_Task_. Pick out the lines containing "ยนเป".

_Material supplied_.

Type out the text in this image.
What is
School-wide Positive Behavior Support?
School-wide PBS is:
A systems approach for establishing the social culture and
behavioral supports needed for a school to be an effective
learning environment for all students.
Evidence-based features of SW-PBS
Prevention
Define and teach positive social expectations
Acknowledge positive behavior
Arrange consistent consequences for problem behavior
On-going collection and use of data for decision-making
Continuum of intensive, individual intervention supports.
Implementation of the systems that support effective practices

--

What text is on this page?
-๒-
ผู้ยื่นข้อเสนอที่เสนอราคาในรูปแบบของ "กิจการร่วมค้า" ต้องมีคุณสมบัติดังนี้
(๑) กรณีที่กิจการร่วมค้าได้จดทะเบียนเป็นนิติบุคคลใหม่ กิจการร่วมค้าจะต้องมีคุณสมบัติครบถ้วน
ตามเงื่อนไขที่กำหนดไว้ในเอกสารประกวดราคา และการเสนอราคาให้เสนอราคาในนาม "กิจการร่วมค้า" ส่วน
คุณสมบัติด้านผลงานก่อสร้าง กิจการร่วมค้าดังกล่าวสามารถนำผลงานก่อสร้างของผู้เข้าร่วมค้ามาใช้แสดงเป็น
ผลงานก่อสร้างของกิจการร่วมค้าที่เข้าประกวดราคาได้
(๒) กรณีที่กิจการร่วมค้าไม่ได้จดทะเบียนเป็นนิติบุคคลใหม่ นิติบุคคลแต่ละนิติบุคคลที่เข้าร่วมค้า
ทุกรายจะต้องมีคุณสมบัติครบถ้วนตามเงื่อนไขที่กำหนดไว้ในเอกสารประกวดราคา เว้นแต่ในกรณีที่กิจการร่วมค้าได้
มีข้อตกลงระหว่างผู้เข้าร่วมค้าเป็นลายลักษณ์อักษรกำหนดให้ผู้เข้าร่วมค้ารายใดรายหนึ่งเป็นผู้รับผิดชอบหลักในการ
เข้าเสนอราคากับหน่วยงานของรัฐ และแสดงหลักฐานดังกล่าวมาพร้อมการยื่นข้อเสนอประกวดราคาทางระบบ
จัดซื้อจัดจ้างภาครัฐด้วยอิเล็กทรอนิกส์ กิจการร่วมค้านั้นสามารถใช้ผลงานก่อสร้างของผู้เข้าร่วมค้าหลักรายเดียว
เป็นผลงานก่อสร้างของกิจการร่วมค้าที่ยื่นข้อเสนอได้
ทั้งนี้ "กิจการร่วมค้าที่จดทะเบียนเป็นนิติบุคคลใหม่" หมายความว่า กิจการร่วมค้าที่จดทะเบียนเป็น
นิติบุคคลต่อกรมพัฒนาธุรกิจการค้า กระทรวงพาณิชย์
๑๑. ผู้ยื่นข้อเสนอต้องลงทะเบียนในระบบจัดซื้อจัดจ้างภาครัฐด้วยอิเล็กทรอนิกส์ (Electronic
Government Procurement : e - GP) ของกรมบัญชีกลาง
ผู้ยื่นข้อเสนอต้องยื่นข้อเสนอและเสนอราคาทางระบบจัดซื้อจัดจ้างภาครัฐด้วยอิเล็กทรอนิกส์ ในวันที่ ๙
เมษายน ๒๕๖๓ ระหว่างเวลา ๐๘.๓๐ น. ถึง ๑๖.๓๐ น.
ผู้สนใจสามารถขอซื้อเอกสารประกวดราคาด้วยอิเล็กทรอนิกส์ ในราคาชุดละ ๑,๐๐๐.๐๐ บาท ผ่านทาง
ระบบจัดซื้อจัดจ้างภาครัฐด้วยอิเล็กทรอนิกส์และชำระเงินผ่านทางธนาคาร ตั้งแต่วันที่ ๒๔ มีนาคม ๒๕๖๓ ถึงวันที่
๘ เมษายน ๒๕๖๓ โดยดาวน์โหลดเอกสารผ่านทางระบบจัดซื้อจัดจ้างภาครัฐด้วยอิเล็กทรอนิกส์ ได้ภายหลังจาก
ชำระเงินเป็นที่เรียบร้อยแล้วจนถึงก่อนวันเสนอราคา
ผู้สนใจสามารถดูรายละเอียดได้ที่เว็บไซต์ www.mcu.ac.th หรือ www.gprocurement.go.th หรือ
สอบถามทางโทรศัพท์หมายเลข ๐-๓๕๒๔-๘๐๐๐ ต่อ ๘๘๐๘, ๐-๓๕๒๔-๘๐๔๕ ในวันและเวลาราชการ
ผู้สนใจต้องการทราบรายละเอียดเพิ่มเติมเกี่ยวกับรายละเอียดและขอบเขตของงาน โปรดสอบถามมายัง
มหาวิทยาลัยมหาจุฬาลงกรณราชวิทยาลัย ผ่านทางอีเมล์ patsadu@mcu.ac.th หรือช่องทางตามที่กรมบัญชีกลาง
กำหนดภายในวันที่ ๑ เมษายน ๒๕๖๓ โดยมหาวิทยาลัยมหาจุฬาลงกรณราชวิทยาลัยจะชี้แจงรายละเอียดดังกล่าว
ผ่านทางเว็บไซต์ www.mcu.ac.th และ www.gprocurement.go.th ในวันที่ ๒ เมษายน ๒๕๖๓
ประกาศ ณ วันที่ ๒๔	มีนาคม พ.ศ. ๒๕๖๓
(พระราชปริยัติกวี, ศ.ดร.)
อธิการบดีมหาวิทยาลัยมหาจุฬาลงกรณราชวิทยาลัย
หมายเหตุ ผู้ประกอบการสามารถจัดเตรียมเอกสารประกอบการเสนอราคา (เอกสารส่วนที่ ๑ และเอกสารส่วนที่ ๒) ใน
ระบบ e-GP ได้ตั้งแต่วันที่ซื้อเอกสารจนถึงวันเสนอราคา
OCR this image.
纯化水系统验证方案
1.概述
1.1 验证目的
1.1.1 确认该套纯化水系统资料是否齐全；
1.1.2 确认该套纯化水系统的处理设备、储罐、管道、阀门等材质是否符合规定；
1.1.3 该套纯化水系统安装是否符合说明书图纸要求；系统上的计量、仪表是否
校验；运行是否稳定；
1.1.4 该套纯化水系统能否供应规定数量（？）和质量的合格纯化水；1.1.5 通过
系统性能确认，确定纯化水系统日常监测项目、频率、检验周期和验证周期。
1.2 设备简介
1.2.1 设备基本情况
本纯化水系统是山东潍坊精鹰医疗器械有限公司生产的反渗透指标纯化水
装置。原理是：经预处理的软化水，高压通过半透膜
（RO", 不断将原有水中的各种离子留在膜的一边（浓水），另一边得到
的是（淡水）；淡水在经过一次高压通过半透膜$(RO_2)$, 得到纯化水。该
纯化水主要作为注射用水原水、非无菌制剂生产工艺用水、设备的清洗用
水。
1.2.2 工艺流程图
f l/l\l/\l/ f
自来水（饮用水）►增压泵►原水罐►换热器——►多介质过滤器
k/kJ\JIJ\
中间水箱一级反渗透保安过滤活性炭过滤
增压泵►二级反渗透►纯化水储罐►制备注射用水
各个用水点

_Answer to the task_.
(๑) กรณีที่กิจการร่วมค้าได้จดทะเบียนเป็นนิติบุคคลใหม่ กิจการร่วมค้าจะต้องมีคุณสมบัติครบถ้วน
(๒) กรณีที่กิจการร่วมค้าไม่ได้จดทะเบียนเป็นนิติบุคคลใหม่ นิติบุคคลแต่ละนิติบุคคลที่เข้าร่วมค้า
ทั้งนี้ "กิจการร่วมค้าที่จดทะเบียนเป็นนิติบุคคลใหม่" หมายความว่า กิจการร่วมค้าที่จดทะเบียนเป็น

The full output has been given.